## What to do:
Lines containing "มประชาส" are to be counted. Report the count alone.

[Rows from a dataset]

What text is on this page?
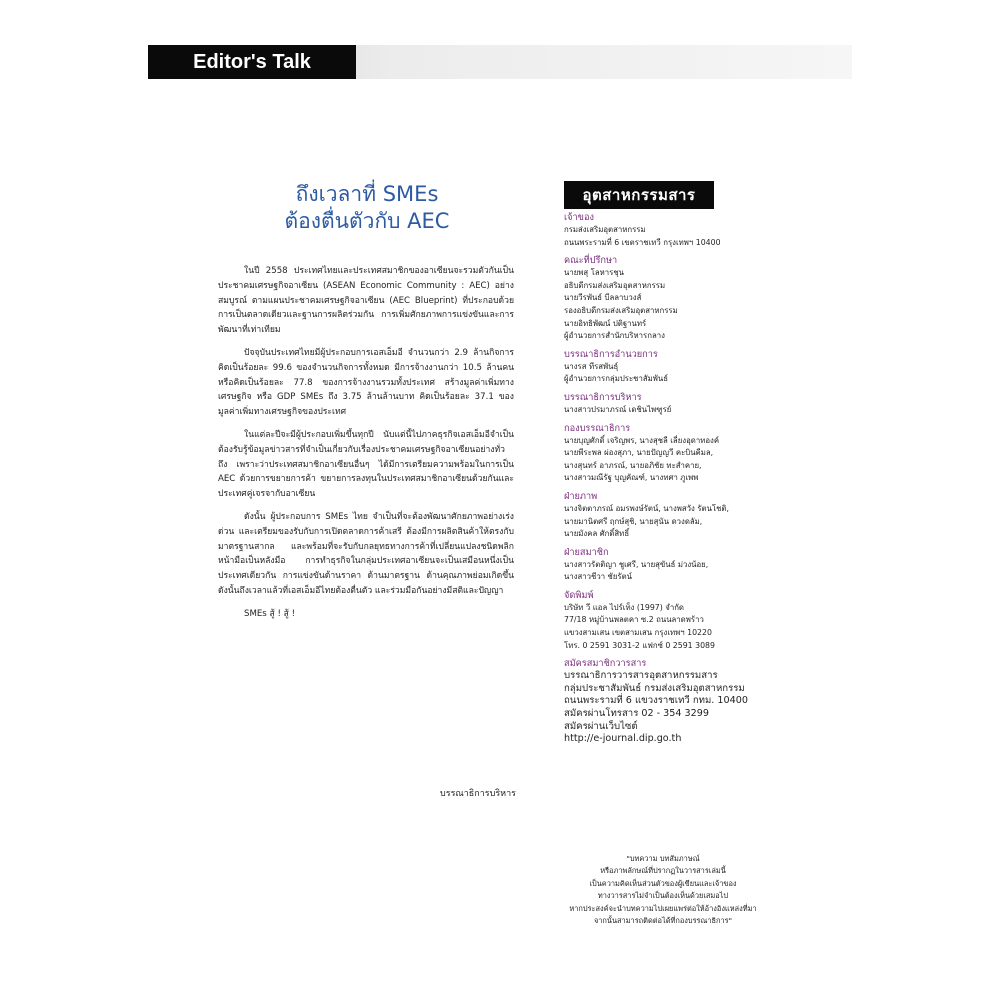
Editor's Talk
ถึงเวลาที่ SMEs
ต้องตื่นตัวกับ AEC

ในปี 2558 ประเทศไทยและประเทศสมาชิกของอาเซียนจะรวมตัวกันเป็นประชาคมเศรษฐกิจอาเซียน (ASEAN Economic Community : AEC) อย่างสมบูรณ์ ตามแผนประชาคมเศรษฐกิจอาเซียน (AEC Blueprint) ที่ประกอบด้วย การเป็นตลาดเดียวและฐานการผลิตร่วมกัน การเพิ่มศักยภาพการแข่งขันและการพัฒนาที่เท่าเทียม

ปัจจุบันประเทศไทยมีผู้ประกอบการเอสเอ็มอี จำนวนกว่า 2.9 ล้านกิจการ คิดเป็นร้อยละ 99.6 ของจำนวนกิจการทั้งหมด มีการจ้างงานกว่า 10.5 ล้านคน หรือคิดเป็นร้อยละ 77.8 ของการจ้างงานรวมทั้งประเทศ สร้างมูลค่าเพิ่มทางเศรษฐกิจ หรือ GDP SMEs ถึง 3.75 ล้านล้านบาท คิดเป็นร้อยละ 37.1 ของมูลค่าเพิ่มทางเศรษฐกิจของประเทศ

ในแต่ละปีจะมีผู้ประกอบเพิ่มขึ้นทุกปี นับแต่นี้ไปภาคธุรกิจเอสเอ็มอีจำเป็นต้องรับรู้ข้อมูลข่าวสารที่จำเป็นเกี่ยวกับเรื่องประชาคมเศรษฐกิจอาเซียนอย่างทั่วถึง เพราะว่าประเทศสมาชิกอาเซียนอื่นๆ ได้มีการเตรียมความพร้อมในการเป็น AEC ด้วยการขยายการค้า ขยายการลงทุนในประเทศสมาชิกอาเซียนด้วยกันและประเทศคู่เจรจากับอาเซียน

ดังนั้น ผู้ประกอบการ SMEs ไทย จำเป็นที่จะต้องพัฒนาศักยภาพอย่างเร่งด่วน และเตรียมของรับกับการเปิดตลาดการค้าเสรี ต้องมีการผลิตสินค้าให้ตรงกับมาตรฐานสากล และพร้อมที่จะรับกับกลยุทธทางการค้าที่เปลี่ยนแปลงชนิดพลิกหน้ามือเป็นหลังมือ การทำธุรกิจในกลุ่มประเทศอาเซียนจะเป็นเสมือนหนึ่งเป็นประเทศเดียวกัน การแข่งขันด้านราคา ด้านมาตรฐาน ด้านคุณภาพย่อมเกิดขึ้น ดังนั้นถึงเวลาแล้วที่เอสเอ็มอีไทยต้องตื่นตัว และร่วมมือกันอย่างมีสติและปัญญา

SMEs สู้ ! สู้ !

บรรณาธิการบริหาร
อุตสาหกรรมสาร
เจ้าของ
กรมส่งเสริมอุตสาหกรรม
ถนนพระรามที่ 6 เขตราชเทวี กรุงเทพฯ 10400
คณะที่ปรึกษา
นายพสุ โลหารชุน
อธิบดีกรมส่งเสริมอุตสาหกรรม
นายวีรพันธ์ บีลลาบวงส์
รองอธิบดีกรมส่งเสริมอุตสาหกรรม
นายอิทธิพัฒน์ ปติฐานทร์
ผู้อำนวยการสำนักบริหารกลาง
บรรณาธิการอำนวยการ
นางรส ทีรสพันธุ์
ผู้อำนวยการกลุ่มประชาสัมพันธ์
บรรณาธิการบริหาร
นางสาวปรมาภรณ์ เดชินไพฑูรย์
กองบรรณาธิการ
นายบุญศักดิ์ เจริญพร, นางสุชลี เลี่ยงอุดาทองค์
นายพีระพล ผ่องสุภา, นายปัญญวี คะบินคีมล,
นางสุนทร์ อาภรณ์, นายอภิชัย ทะสำคาย,
นางสาวมณีรัฐ บุญคัณฑ์, นางทศา ภูเพพ
ฝ่ายภาพ
นางจิตตาภรณ์ อมรพงษ์รัตน์, นางพสวัง รัตนโชติ,
นายมานิตศรี ฤกษ์สุชิ, นายสุนัน ดวงดลัม,
นายมังคล ศักดิ์สิทธิ์
ฝ่ายสมาชิก
นางสาวรัตติญา ชูเศรี, นายสุขันธ์ ม่วงน้อย,
นางสาวชีวา ชัยรัตน์
จัดพิมพ์
บริษัท วี แอล ไปร์เท็ง (1997) จำกัด
77/18 หมู่บ้านพลตคา ซ.2 ถนนลาดพร้าว
แขวงสามเสน เขตสามเสน กรุงเทพฯ 10220
โทร. 0 2591 3031-2 แฟกซ์ 0 2591 3089
สมัครสมาชิกวารสาร
บรรณาธิการวารสารอุตสาหกรรมสาร
กลุ่มประชาสัมพันธ์ กรมส่งเสริมอุตสาหกรรม
ถนนพระรามที่ 6 แขวงราชเทวี กทม. 10400
สมัครผ่านโทรสาร 02 - 354 3299
สมัครผ่านเว็บไซต์
http://e-journal.dip.go.th
"บทความ บทสัมภาษณ์
หรือภาพลักษณ์ที่ปรากฏในวารสารเล่มนี้
เป็นความคิดเห็นส่วนตัวของผู้เขียนและเจ้าของ
ทางวารสารไม่จำเป็นต้องเห็นด้วยเสมอไป
หากประสงค์จะนำบทความไปเผยแพร่ต่อให้อ้างอิงแหล่งที่มา
จากนั้นสามารถติดต่อได้ที่กองบรรณาธิการ"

## Complete answer:
2